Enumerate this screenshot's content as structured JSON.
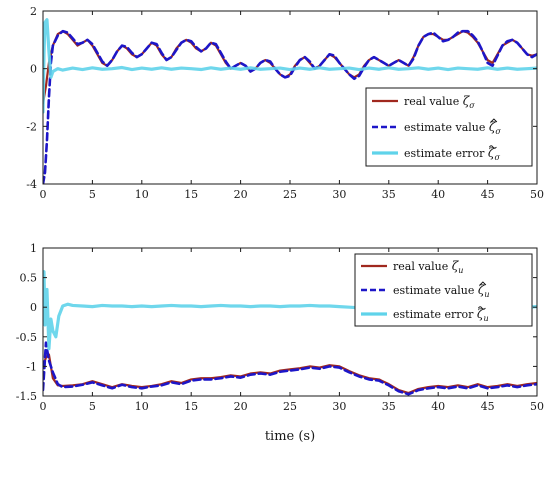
{
  "colors": {
    "real": "#a0281e",
    "estimate": "#1d16c8",
    "error": "#5fd3ea"
  },
  "chart_data": [
    {
      "type": "line",
      "xlabel": "",
      "xlim": [
        0,
        50
      ],
      "ylim": [
        -4,
        2
      ],
      "xticks": [
        "0",
        "5",
        "10",
        "15",
        "20",
        "25",
        "30",
        "35",
        "40",
        "45",
        "50"
      ],
      "yticks": [
        "-4",
        "-2",
        "0",
        "2"
      ],
      "legend_position": "right",
      "series": [
        {
          "name": "real value ζσ",
          "text": "real value",
          "sym": "ζ",
          "sub": "σ",
          "mark": "",
          "x": [
            0,
            0.3,
            0.6,
            1,
            1.5,
            2,
            2.5,
            3,
            3.5,
            4,
            4.5,
            5,
            5.5,
            6,
            6.5,
            7,
            7.5,
            8,
            8.5,
            9,
            9.5,
            10,
            10.5,
            11,
            11.5,
            12,
            12.5,
            13,
            13.5,
            14,
            14.5,
            15,
            15.5,
            16,
            16.5,
            17,
            17.5,
            18,
            18.5,
            19,
            19.5,
            20,
            20.5,
            21,
            21.5,
            22,
            22.5,
            23,
            23.5,
            24,
            24.5,
            25,
            25.5,
            26,
            26.5,
            27,
            27.5,
            28,
            28.5,
            29,
            29.5,
            30,
            30.5,
            31,
            31.5,
            32,
            32.5,
            33,
            33.5,
            34,
            34.5,
            35,
            35.5,
            36,
            36.5,
            37,
            37.5,
            38,
            38.5,
            39,
            39.5,
            40,
            40.5,
            41,
            41.5,
            42,
            42.5,
            43,
            43.5,
            44,
            44.5,
            45,
            45.5,
            46,
            46.5,
            47,
            47.5,
            48,
            48.5,
            49,
            49.5,
            50
          ],
          "y": [
            -1.2,
            -0.6,
            0.2,
            0.8,
            1.2,
            1.3,
            1.2,
            1.0,
            0.8,
            0.9,
            1.0,
            0.8,
            0.5,
            0.2,
            0.1,
            0.3,
            0.6,
            0.8,
            0.7,
            0.5,
            0.4,
            0.5,
            0.7,
            0.9,
            0.8,
            0.5,
            0.3,
            0.4,
            0.7,
            0.9,
            1.0,
            0.9,
            0.7,
            0.6,
            0.7,
            0.9,
            0.8,
            0.5,
            0.2,
            0.0,
            0.1,
            0.2,
            0.1,
            -0.1,
            0.0,
            0.2,
            0.3,
            0.2,
            0.0,
            -0.2,
            -0.3,
            -0.2,
            0.1,
            0.3,
            0.4,
            0.2,
            0.0,
            0.1,
            0.3,
            0.5,
            0.4,
            0.2,
            0.0,
            -0.2,
            -0.3,
            -0.2,
            0.1,
            0.3,
            0.4,
            0.3,
            0.2,
            0.1,
            0.2,
            0.3,
            0.2,
            0.1,
            0.4,
            0.8,
            1.1,
            1.2,
            1.2,
            1.1,
            1.0,
            1.0,
            1.1,
            1.2,
            1.3,
            1.25,
            1.1,
            0.9,
            0.6,
            0.3,
            0.2,
            0.5,
            0.8,
            0.9,
            1.0,
            0.9,
            0.7,
            0.5,
            0.45,
            0.5
          ]
        },
        {
          "name": "estimate value ζ̂σ",
          "text": "estimate value",
          "sym": "ζ",
          "sub": "σ",
          "mark": "hat",
          "x": [
            0,
            0.2,
            0.4,
            0.6,
            0.8,
            1,
            1.5,
            2,
            2.5,
            3,
            3.5,
            4,
            4.5,
            5,
            5.5,
            6,
            6.5,
            7,
            7.5,
            8,
            8.5,
            9,
            9.5,
            10,
            10.5,
            11,
            11.5,
            12,
            12.5,
            13,
            13.5,
            14,
            14.5,
            15,
            15.5,
            16,
            16.5,
            17,
            17.5,
            18,
            18.5,
            19,
            19.5,
            20,
            20.5,
            21,
            21.5,
            22,
            22.5,
            23,
            23.5,
            24,
            24.5,
            25,
            25.5,
            26,
            26.5,
            27,
            27.5,
            28,
            28.5,
            29,
            29.5,
            30,
            30.5,
            31,
            31.5,
            32,
            32.5,
            33,
            33.5,
            34,
            34.5,
            35,
            35.5,
            36,
            36.5,
            37,
            37.5,
            38,
            38.5,
            39,
            39.5,
            40,
            40.5,
            41,
            41.5,
            42,
            42.5,
            43,
            43.5,
            44,
            44.5,
            45,
            45.5,
            46,
            46.5,
            47,
            47.5,
            48,
            48.5,
            49,
            49.5,
            50
          ],
          "y": [
            -4,
            -3.6,
            -2.5,
            -1,
            0.2,
            0.8,
            1.15,
            1.3,
            1.25,
            1.05,
            0.85,
            0.9,
            1.0,
            0.85,
            0.55,
            0.25,
            0.1,
            0.3,
            0.6,
            0.8,
            0.75,
            0.55,
            0.4,
            0.5,
            0.7,
            0.9,
            0.85,
            0.55,
            0.3,
            0.4,
            0.65,
            0.9,
            1.0,
            0.95,
            0.75,
            0.6,
            0.7,
            0.9,
            0.85,
            0.55,
            0.25,
            0.0,
            0.1,
            0.2,
            0.1,
            -0.1,
            0.0,
            0.2,
            0.3,
            0.25,
            0.0,
            -0.2,
            -0.3,
            -0.25,
            0.05,
            0.3,
            0.4,
            0.25,
            0.0,
            0.1,
            0.3,
            0.5,
            0.45,
            0.2,
            0.0,
            -0.2,
            -0.35,
            -0.25,
            0.05,
            0.3,
            0.4,
            0.3,
            0.2,
            0.1,
            0.2,
            0.3,
            0.2,
            0.1,
            0.35,
            0.8,
            1.1,
            1.2,
            1.25,
            1.1,
            0.95,
            1.0,
            1.1,
            1.25,
            1.3,
            1.3,
            1.15,
            0.95,
            0.6,
            0.2,
            0.1,
            0.45,
            0.8,
            0.95,
            1.0,
            0.9,
            0.7,
            0.5,
            0.4,
            0.5
          ]
        },
        {
          "name": "estimate error ζ̃σ",
          "text": "estimate error",
          "sym": "ζ",
          "sub": "σ",
          "mark": "tilde",
          "x": [
            0,
            0.1,
            0.2,
            0.4,
            0.6,
            0.8,
            1,
            1.5,
            2,
            3,
            4,
            5,
            6,
            7,
            8,
            9,
            10,
            11,
            12,
            13,
            14,
            15,
            16,
            17,
            18,
            19,
            20,
            21,
            22,
            23,
            24,
            25,
            26,
            27,
            28,
            29,
            30,
            31,
            32,
            33,
            34,
            35,
            36,
            37,
            38,
            39,
            40,
            41,
            42,
            43,
            44,
            45,
            46,
            47,
            48,
            49,
            50
          ],
          "y": [
            -1.5,
            0.5,
            1.6,
            1.7,
            0.6,
            -0.3,
            -0.1,
            0.0,
            -0.05,
            0.02,
            -0.03,
            0.03,
            -0.02,
            0.0,
            0.04,
            -0.03,
            0.02,
            -0.02,
            0.03,
            -0.02,
            0.02,
            0.0,
            -0.03,
            0.03,
            -0.02,
            0.02,
            -0.02,
            0.03,
            -0.02,
            0.0,
            0.02,
            -0.03,
            0.02,
            -0.02,
            0.03,
            -0.02,
            0.0,
            0.02,
            -0.03,
            0.02,
            -0.02,
            0.03,
            -0.02,
            0.0,
            0.03,
            -0.02,
            0.02,
            -0.03,
            0.02,
            0.0,
            -0.02,
            0.03,
            -0.02,
            0.02,
            -0.02,
            0.0,
            0.02
          ]
        }
      ]
    },
    {
      "type": "line",
      "xlabel": "time (s)",
      "xlim": [
        0,
        50
      ],
      "ylim": [
        -1.5,
        1
      ],
      "xticks": [
        "0",
        "5",
        "10",
        "15",
        "20",
        "25",
        "30",
        "35",
        "40",
        "45",
        "50"
      ],
      "yticks": [
        "-1.5",
        "-1",
        "-0.5",
        "0",
        "0.5",
        "1"
      ],
      "legend_position": "top-right",
      "series": [
        {
          "name": "real value ζu",
          "text": "real value",
          "sym": "ζ",
          "sub": "u",
          "mark": "",
          "x": [
            0,
            0.3,
            0.6,
            1,
            1.5,
            2,
            3,
            4,
            5,
            6,
            7,
            8,
            9,
            10,
            11,
            12,
            13,
            14,
            15,
            16,
            17,
            18,
            19,
            20,
            21,
            22,
            23,
            24,
            25,
            26,
            27,
            28,
            29,
            30,
            31,
            32,
            33,
            34,
            35,
            36,
            37,
            38,
            39,
            40,
            41,
            42,
            43,
            44,
            45,
            46,
            47,
            48,
            49,
            50
          ],
          "y": [
            -1.0,
            -0.85,
            -0.8,
            -1.2,
            -1.32,
            -1.33,
            -1.32,
            -1.3,
            -1.25,
            -1.3,
            -1.35,
            -1.3,
            -1.33,
            -1.35,
            -1.33,
            -1.3,
            -1.25,
            -1.28,
            -1.22,
            -1.2,
            -1.2,
            -1.18,
            -1.15,
            -1.17,
            -1.12,
            -1.1,
            -1.12,
            -1.07,
            -1.05,
            -1.03,
            -1.0,
            -1.02,
            -0.98,
            -1.0,
            -1.08,
            -1.15,
            -1.2,
            -1.22,
            -1.3,
            -1.4,
            -1.45,
            -1.38,
            -1.35,
            -1.33,
            -1.35,
            -1.32,
            -1.35,
            -1.3,
            -1.35,
            -1.33,
            -1.3,
            -1.33,
            -1.3,
            -1.28
          ]
        },
        {
          "name": "estimate value ζ̂u",
          "text": "estimate value",
          "sym": "ζ",
          "sub": "u",
          "mark": "hat",
          "x": [
            0,
            0.3,
            0.6,
            1,
            1.5,
            2,
            3,
            4,
            5,
            6,
            7,
            8,
            9,
            10,
            11,
            12,
            13,
            14,
            15,
            16,
            17,
            18,
            19,
            20,
            21,
            22,
            23,
            24,
            25,
            26,
            27,
            28,
            29,
            30,
            31,
            32,
            33,
            34,
            35,
            36,
            37,
            38,
            39,
            40,
            41,
            42,
            43,
            44,
            45,
            46,
            47,
            48,
            49,
            50
          ],
          "y": [
            -1.4,
            -0.6,
            -0.9,
            -1.1,
            -1.3,
            -1.35,
            -1.34,
            -1.31,
            -1.27,
            -1.32,
            -1.37,
            -1.31,
            -1.35,
            -1.37,
            -1.34,
            -1.32,
            -1.27,
            -1.3,
            -1.24,
            -1.22,
            -1.22,
            -1.2,
            -1.17,
            -1.19,
            -1.14,
            -1.12,
            -1.14,
            -1.09,
            -1.07,
            -1.05,
            -1.02,
            -1.04,
            -1.0,
            -1.02,
            -1.1,
            -1.17,
            -1.22,
            -1.24,
            -1.32,
            -1.42,
            -1.47,
            -1.4,
            -1.37,
            -1.35,
            -1.37,
            -1.34,
            -1.37,
            -1.32,
            -1.37,
            -1.35,
            -1.32,
            -1.35,
            -1.32,
            -1.3
          ]
        },
        {
          "name": "estimate error ζ̃u",
          "text": "estimate error",
          "sym": "ζ",
          "sub": "u",
          "mark": "tilde",
          "x": [
            0,
            0.1,
            0.2,
            0.4,
            0.6,
            0.8,
            1,
            1.3,
            1.6,
            2,
            2.5,
            3,
            4,
            5,
            6,
            7,
            8,
            9,
            10,
            11,
            12,
            13,
            14,
            15,
            16,
            17,
            18,
            19,
            20,
            21,
            22,
            23,
            24,
            25,
            26,
            27,
            28,
            29,
            30,
            31,
            32,
            33,
            34,
            35,
            36,
            37,
            38,
            39,
            40,
            41,
            42,
            43,
            44,
            45,
            46,
            47,
            48,
            49,
            50
          ],
          "y": [
            0.5,
            0.6,
            -0.3,
            0.3,
            -0.7,
            -0.2,
            -0.4,
            -0.5,
            -0.15,
            0.02,
            0.05,
            0.03,
            0.02,
            0.01,
            0.03,
            0.02,
            0.02,
            0.01,
            0.02,
            0.01,
            0.02,
            0.03,
            0.02,
            0.02,
            0.01,
            0.02,
            0.03,
            0.02,
            0.02,
            0.01,
            0.02,
            0.02,
            0.01,
            0.02,
            0.02,
            0.03,
            0.02,
            0.02,
            0.01,
            0.0,
            -0.01,
            0.0,
            0.02,
            0.01,
            0.0,
            -0.02,
            0.0,
            0.02,
            0.01,
            0.0,
            0.02,
            0.0,
            -0.03,
            0.0,
            0.02,
            0.01,
            0.02,
            0.0,
            0.01
          ]
        }
      ]
    }
  ]
}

......

▸ Aim:
Where a line in the material contains "estimate", copy that line.

▸ Task output:
    "estimate": "#1d16c8",
          "name": "estimate value ζ̂σ",
          "text": "estimate value",
          "name": "estimate error ζ̃σ",
          "text": "estimate error",
          "name": "estimate value ζ̂u",
          "text": "estimate value",
          "name": "estimate error ζ̃u",
          "text": "estimate error",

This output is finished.